• [Lines of data]
◆ ◆ ◆ ◆
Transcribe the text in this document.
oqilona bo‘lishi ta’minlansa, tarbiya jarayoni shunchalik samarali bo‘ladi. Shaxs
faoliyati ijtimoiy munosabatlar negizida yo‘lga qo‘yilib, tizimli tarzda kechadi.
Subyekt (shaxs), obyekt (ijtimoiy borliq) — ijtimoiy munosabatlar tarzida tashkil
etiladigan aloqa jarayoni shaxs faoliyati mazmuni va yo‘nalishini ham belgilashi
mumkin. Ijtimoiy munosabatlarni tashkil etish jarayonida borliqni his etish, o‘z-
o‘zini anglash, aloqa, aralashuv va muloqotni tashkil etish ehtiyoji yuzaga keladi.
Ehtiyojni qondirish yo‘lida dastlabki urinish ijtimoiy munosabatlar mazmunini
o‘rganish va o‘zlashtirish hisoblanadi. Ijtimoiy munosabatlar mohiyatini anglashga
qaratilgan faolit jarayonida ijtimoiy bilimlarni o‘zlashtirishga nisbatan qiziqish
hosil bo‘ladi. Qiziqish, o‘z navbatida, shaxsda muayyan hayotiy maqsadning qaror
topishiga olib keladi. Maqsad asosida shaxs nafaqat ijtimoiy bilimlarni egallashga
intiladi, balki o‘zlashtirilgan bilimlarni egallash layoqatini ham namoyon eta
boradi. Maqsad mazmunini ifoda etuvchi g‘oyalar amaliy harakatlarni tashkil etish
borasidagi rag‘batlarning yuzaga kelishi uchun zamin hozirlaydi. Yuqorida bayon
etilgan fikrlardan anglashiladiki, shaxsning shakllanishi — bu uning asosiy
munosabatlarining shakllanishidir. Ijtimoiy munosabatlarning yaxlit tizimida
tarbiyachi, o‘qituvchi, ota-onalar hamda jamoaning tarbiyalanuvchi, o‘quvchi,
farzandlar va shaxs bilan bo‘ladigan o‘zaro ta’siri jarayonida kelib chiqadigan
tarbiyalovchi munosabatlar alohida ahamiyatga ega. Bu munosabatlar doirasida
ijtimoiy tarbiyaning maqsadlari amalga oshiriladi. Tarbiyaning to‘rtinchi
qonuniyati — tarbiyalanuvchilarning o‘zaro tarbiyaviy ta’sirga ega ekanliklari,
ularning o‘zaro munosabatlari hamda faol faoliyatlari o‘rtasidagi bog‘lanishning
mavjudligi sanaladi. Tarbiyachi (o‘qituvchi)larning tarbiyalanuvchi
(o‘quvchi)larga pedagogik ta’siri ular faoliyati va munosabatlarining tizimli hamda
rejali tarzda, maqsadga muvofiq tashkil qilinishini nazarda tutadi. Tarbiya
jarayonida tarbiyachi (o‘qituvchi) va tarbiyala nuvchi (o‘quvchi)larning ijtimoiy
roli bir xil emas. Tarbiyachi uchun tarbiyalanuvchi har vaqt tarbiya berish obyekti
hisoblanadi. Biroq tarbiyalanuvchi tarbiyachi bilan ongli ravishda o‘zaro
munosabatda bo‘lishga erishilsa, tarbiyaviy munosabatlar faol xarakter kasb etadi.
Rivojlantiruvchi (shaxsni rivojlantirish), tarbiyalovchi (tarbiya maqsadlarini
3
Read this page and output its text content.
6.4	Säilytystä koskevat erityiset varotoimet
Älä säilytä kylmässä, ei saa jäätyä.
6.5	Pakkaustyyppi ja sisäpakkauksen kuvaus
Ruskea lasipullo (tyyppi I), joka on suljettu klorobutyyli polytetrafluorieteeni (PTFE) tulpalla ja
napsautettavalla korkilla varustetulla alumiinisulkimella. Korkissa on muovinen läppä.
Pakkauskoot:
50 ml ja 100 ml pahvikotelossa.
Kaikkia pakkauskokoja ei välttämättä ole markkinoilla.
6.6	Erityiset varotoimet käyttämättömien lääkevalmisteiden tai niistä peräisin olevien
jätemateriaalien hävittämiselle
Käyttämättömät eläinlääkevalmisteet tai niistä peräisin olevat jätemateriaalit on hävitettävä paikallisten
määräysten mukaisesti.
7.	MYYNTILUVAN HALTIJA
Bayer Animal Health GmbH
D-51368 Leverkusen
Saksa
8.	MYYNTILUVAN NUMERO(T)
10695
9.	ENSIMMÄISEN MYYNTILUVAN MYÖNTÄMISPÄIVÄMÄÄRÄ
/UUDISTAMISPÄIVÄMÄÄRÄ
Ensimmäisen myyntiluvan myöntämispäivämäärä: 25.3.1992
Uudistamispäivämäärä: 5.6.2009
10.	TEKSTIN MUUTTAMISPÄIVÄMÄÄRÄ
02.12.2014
◆ ◆ ◆ ◆
• [Directions for this task] Pull out every line from the one with "Read this page and output its text content." to the end of the listing, and output only those.

• [Response]
Read this page and output its text content.
6.4	Säilytystä koskevat erityiset varotoimet
Älä säilytä kylmässä, ei saa jäätyä.
6.5	Pakkaustyyppi ja sisäpakkauksen kuvaus
Ruskea lasipullo (tyyppi I), joka on suljettu klorobutyyli polytetrafluorieteeni (PTFE) tulpalla ja
napsautettavalla korkilla varustetulla alumiinisulkimella. Korkissa on muovinen läppä.
Pakkauskoot:
50 ml ja 100 ml pahvikotelossa.
Kaikkia pakkauskokoja ei välttämättä ole markkinoilla.
6.6	Erityiset varotoimet käyttämättömien lääkevalmisteiden tai niistä peräisin olevien
jätemateriaalien hävittämiselle
Käyttämättömät eläinlääkevalmisteet tai niistä peräisin olevat jätemateriaalit on hävitettävä paikallisten
määräysten mukaisesti.
7.	MYYNTILUVAN HALTIJA
Bayer Animal Health GmbH
D-51368 Leverkusen
Saksa
8.	MYYNTILUVAN NUMERO(T)
10695
9.	ENSIMMÄISEN MYYNTILUVAN MYÖNTÄMISPÄIVÄMÄÄRÄ
/UUDISTAMISPÄIVÄMÄÄRÄ
Ensimmäisen myyntiluvan myöntämispäivämäärä: 25.3.1992
Uudistamispäivämäärä: 5.6.2009
10.	TEKSTIN MUUTTAMISPÄIVÄMÄÄRÄ
02.12.2014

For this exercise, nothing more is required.